→ TEXTO MOSTRADO
--- --- ---

CUANDO SE CIERRA LA CASA DE LOS ABUELOS
Uno
de los momentos más tristes de nuestras vidas llega cuando se cierra para
siempre la puerta de la casa de los abuelos, y es que, al cerrarse esa puerta,
damos por finalizados los encuentros con todos los miembros de la familia, que
en ocasiones especiales –cuando se juntan – enaltecen los apellidos, como si de
una familia real se tratase, llevados siempre por el amor de y a los abuelos.
Cuando
cerramos la casa de los abuelos, damos por terminadas las tardes de alegría con
tíos, primos, nietos, sobrinos, padres, hermanos, cuñados [que vienen desde
esos lugares a donde se han ido para hacer sus vidas]; e incluso novios
pasajeros que se enamoran del ambiente que allí se respira.
Ni siquiera hace falta salir a la calle, estar en la casa de los abuelos es lo que toda familia necesita para ser feliz. Los reencuentros en navidad, en semana santa y en los cumpleaños de los abuelos, regados con el olor del desayuno; las interminables pláticas frente a la cocina o allá atrás, bajo la sombra siempre fresca del “mante” que cada año que transcurre piensas si será la última vez… Cuesta aceptar que esto tenga fecha límite, que algún día todo será cubierto de polvo y las risas serán un recuerdo ido de tal vez mejores tiempos.

--- --- ---

→ MATERIAL DEL EJERCICIO
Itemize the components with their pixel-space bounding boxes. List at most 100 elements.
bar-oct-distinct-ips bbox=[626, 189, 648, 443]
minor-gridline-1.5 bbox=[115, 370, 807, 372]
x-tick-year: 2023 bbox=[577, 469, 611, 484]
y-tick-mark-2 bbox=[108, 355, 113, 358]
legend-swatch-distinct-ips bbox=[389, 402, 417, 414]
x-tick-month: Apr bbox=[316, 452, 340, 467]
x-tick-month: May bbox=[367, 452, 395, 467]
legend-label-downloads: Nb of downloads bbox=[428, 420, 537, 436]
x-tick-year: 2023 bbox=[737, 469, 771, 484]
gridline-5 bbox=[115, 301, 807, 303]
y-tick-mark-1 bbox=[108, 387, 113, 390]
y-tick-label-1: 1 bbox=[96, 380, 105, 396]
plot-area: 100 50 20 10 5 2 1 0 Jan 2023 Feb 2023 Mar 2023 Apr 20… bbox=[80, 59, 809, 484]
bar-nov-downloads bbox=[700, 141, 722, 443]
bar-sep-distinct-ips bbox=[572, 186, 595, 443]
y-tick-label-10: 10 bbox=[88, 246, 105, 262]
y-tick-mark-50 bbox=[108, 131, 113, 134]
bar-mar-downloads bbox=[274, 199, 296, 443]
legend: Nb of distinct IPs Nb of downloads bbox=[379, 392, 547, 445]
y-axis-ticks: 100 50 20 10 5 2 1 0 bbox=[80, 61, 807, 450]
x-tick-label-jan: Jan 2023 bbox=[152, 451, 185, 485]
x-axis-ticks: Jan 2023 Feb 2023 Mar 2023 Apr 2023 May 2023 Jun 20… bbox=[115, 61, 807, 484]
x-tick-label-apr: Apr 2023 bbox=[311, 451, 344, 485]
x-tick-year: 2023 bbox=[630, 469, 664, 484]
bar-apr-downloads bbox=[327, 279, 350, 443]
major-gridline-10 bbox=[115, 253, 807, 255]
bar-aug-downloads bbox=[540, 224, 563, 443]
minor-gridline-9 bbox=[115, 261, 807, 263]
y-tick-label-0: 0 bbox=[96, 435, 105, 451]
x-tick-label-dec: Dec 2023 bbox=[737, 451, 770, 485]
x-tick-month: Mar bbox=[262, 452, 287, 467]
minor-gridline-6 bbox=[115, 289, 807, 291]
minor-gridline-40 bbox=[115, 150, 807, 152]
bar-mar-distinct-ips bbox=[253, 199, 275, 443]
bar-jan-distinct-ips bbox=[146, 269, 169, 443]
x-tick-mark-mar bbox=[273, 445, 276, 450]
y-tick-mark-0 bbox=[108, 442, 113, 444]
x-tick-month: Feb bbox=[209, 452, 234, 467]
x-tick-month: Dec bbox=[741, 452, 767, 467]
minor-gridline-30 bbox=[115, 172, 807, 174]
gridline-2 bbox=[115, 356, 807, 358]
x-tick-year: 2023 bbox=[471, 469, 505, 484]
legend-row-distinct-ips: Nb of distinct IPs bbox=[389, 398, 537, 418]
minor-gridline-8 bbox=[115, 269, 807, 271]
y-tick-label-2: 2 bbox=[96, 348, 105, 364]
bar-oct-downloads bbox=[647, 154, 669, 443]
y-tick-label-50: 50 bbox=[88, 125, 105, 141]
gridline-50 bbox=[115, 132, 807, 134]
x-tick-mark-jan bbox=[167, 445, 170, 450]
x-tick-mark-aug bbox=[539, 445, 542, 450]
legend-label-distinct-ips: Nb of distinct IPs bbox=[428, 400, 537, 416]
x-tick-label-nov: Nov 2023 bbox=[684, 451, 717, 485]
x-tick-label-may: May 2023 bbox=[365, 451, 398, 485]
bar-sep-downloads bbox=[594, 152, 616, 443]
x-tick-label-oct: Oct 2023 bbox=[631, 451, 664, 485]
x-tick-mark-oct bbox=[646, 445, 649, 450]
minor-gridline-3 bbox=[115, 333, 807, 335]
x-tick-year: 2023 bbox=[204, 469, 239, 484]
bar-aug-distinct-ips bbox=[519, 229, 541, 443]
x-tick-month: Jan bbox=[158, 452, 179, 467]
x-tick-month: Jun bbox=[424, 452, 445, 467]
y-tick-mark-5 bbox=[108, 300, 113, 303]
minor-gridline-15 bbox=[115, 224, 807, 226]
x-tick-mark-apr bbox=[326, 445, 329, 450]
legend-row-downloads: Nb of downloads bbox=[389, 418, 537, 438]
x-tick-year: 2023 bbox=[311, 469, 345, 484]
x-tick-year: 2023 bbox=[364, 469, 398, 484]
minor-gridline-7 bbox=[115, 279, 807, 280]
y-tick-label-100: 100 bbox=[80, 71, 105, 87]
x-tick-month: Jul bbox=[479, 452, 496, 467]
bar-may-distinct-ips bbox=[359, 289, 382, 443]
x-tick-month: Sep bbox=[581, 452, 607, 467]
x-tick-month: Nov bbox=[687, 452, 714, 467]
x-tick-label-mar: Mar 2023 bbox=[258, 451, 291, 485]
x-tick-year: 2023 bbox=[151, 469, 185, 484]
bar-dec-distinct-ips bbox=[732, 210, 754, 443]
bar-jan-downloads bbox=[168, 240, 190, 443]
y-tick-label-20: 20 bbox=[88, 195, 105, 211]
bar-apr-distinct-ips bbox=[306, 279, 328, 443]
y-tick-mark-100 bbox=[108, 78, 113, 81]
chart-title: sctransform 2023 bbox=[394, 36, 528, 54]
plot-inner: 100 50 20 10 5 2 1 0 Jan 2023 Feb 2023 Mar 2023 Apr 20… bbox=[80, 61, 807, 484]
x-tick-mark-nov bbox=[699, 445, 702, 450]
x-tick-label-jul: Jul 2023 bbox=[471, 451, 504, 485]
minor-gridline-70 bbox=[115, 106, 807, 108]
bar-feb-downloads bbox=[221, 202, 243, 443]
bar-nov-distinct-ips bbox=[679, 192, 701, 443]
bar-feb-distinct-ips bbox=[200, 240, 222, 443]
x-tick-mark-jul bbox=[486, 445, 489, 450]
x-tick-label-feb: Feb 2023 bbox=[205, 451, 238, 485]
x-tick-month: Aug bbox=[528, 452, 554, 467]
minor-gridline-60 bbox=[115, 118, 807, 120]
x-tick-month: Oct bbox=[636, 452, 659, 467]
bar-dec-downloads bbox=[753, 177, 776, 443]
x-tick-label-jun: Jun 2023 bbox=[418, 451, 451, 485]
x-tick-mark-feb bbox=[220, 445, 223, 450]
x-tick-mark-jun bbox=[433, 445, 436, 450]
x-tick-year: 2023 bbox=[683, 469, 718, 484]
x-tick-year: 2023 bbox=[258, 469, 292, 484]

--- --- ---

→ ENUNCIADO 1
Enumera las ocasiones de reencuentro familiar que menciona el texto sobre la casa de los abuelos.
→ ENUNCIADO 2
Selecciona del listado cada línea en la que aparezca la cadena "legend".
El texto y el listado no tienen ninguna relación entre sí.

→ RESPUESTA CORRECTA 1
Navidad, semana santa y los cumpleaños de los abuelos.

→ RESPUESTA CORRECTA 2
legend-swatch-distinct-ips bbox=[389, 402, 417, 414]
legend-label-downloads: Nb of downloads bbox=[428, 420, 537, 436]
legend: Nb of distinct IPs Nb of downloads bbox=[379, 392, 547, 445]
legend-row-distinct-ips: Nb of distinct IPs bbox=[389, 398, 537, 418]
legend-label-distinct-ips: Nb of distinct IPs bbox=[428, 400, 537, 416]
legend-row-downloads: Nb of downloads bbox=[389, 418, 537, 438]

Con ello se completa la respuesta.